* TASK STATEMENT: Search the material for the word "repository" and report each line where it turns up.

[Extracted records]
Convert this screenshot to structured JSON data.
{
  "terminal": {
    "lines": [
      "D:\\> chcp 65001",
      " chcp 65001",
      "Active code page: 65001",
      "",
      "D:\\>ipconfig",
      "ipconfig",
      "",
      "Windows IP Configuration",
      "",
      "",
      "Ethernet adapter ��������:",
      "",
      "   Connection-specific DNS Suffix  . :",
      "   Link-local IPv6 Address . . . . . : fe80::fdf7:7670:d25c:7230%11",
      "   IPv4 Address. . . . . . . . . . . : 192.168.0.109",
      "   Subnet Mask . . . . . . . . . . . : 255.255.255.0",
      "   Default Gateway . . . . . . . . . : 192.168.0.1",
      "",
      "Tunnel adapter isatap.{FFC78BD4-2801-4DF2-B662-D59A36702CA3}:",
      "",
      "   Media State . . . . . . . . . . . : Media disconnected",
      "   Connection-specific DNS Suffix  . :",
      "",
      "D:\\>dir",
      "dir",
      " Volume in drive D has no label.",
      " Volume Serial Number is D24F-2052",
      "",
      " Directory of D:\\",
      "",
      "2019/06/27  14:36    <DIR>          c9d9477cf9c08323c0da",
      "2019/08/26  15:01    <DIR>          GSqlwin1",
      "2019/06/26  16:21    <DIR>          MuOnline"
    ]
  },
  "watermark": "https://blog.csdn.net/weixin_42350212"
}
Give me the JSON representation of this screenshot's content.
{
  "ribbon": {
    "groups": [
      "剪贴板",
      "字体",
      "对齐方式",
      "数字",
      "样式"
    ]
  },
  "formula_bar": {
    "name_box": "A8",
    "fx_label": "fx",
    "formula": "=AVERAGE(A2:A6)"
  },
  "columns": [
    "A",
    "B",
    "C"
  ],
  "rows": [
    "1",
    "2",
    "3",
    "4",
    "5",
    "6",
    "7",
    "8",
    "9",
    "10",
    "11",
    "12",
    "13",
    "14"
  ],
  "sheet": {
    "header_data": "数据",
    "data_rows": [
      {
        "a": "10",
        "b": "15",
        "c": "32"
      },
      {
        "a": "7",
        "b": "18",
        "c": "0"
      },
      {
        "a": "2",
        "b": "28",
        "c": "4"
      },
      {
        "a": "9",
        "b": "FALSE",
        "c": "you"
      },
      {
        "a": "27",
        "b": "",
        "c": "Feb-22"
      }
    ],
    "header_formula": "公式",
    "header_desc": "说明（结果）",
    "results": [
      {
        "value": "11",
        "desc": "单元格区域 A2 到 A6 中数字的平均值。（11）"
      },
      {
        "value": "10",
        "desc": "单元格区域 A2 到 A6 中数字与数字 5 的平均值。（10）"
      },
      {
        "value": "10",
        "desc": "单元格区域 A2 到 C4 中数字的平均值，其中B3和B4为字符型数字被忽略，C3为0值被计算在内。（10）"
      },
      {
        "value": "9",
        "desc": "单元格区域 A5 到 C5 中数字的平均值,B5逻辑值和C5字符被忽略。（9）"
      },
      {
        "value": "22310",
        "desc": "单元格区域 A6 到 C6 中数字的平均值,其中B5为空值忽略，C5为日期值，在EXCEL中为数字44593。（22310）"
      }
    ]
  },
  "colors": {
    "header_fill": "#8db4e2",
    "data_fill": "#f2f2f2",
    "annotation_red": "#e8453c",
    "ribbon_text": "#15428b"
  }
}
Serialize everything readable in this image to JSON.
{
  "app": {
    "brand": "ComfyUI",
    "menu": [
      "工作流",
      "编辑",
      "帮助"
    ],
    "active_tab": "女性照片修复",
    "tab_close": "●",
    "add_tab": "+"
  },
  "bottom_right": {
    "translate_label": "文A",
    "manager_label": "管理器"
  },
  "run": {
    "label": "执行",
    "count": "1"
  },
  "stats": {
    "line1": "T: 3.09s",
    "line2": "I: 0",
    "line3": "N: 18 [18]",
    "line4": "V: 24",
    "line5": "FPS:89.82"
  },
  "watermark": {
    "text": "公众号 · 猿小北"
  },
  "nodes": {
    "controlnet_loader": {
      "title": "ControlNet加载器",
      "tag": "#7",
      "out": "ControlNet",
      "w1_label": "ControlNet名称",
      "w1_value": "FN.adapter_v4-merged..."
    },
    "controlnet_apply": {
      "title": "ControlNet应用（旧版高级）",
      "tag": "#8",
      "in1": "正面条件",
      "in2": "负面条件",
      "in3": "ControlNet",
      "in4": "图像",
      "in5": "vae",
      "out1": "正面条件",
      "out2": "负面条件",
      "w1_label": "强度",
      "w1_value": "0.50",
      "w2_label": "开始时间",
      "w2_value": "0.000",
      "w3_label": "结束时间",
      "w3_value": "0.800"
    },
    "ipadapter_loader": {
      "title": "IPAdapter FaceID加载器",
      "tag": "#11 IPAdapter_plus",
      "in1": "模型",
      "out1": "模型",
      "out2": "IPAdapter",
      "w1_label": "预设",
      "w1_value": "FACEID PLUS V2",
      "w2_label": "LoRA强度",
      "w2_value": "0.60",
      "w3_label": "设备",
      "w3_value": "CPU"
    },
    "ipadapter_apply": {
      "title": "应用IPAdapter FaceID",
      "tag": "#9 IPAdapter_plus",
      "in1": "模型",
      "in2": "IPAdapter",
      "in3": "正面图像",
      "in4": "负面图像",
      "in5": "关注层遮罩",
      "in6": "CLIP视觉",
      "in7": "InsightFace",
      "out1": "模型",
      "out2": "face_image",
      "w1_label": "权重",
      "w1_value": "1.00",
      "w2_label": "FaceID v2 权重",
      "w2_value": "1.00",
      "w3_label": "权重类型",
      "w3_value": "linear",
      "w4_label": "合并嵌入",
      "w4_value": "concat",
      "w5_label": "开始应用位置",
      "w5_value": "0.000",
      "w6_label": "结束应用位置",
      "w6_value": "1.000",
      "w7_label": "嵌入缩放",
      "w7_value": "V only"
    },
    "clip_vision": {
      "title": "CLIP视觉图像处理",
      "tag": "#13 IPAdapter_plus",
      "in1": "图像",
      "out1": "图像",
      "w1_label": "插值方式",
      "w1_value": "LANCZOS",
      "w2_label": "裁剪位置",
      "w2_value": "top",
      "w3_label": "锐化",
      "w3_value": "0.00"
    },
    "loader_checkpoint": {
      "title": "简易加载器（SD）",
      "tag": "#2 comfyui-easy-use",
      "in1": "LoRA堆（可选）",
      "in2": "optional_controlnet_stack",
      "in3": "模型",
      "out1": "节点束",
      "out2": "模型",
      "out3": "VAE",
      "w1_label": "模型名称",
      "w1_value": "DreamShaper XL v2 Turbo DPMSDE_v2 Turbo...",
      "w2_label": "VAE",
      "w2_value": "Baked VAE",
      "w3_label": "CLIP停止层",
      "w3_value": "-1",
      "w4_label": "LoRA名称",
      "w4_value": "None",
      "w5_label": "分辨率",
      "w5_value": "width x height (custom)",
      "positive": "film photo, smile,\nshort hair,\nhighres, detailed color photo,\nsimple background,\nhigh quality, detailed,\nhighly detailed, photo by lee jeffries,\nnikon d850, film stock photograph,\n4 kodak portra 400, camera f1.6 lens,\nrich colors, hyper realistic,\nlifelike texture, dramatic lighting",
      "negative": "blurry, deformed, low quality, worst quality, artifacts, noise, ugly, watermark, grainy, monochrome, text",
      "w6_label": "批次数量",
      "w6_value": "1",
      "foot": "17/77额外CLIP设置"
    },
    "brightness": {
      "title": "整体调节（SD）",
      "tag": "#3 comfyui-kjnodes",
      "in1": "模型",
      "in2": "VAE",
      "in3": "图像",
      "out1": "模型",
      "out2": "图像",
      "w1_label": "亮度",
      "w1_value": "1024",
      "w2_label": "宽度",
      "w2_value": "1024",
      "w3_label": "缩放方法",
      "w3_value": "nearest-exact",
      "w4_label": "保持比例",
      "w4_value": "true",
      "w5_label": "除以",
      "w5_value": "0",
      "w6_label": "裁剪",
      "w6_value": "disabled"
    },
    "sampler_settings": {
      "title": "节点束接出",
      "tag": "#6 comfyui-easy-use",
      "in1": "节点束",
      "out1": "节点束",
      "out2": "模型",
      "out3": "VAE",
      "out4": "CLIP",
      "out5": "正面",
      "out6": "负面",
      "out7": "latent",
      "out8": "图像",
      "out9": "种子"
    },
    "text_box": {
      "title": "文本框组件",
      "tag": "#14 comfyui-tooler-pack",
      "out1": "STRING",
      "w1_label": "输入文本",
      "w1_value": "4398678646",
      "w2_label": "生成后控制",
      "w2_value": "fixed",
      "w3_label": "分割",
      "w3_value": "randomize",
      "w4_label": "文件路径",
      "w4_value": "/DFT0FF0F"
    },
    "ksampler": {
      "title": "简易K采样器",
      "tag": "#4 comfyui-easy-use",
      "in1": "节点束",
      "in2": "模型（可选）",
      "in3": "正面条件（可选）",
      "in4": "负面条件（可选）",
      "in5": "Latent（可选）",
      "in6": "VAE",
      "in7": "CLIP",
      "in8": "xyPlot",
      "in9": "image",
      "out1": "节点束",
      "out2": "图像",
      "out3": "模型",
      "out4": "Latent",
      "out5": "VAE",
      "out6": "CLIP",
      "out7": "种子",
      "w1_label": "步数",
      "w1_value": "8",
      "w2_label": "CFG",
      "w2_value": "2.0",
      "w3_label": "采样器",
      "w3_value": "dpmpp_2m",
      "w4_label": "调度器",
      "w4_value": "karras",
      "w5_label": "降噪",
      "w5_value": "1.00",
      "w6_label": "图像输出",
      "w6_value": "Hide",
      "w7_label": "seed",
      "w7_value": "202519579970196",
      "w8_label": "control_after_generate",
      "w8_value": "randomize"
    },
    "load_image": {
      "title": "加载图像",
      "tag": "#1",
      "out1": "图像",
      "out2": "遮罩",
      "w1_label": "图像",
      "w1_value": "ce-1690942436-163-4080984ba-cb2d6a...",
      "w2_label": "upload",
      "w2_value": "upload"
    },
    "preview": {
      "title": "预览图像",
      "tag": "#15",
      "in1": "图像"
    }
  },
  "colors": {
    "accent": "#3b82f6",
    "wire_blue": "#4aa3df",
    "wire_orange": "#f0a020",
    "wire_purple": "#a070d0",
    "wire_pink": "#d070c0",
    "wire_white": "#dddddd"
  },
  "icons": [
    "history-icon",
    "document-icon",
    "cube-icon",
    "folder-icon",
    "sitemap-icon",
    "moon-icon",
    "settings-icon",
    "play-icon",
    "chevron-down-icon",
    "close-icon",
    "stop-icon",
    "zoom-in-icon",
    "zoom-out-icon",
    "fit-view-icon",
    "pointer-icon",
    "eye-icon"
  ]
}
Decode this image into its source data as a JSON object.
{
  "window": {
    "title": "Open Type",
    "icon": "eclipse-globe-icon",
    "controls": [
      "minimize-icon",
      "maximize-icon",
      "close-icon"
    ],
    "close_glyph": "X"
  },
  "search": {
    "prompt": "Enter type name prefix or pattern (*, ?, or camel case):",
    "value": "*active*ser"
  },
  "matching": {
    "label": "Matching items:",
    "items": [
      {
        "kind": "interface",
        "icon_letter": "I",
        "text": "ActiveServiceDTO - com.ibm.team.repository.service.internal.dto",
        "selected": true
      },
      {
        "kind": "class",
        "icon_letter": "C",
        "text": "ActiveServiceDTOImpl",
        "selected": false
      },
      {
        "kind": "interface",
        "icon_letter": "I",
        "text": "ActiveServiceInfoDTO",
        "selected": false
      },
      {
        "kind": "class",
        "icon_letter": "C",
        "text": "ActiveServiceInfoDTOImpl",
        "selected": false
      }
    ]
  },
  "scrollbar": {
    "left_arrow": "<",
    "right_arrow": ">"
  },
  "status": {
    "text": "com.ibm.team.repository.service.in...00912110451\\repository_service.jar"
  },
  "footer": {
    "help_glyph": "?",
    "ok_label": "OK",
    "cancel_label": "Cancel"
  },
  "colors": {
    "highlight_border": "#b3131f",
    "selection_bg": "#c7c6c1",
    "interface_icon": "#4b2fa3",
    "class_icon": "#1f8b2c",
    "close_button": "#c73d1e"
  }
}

* TASK RESPONSE:
        "text": "ActiveServiceDTO - com.ibm.team.repository.service.internal.dto",
    "text": "com.ibm.team.repository.service.in...00912110451\\repository_service.jar"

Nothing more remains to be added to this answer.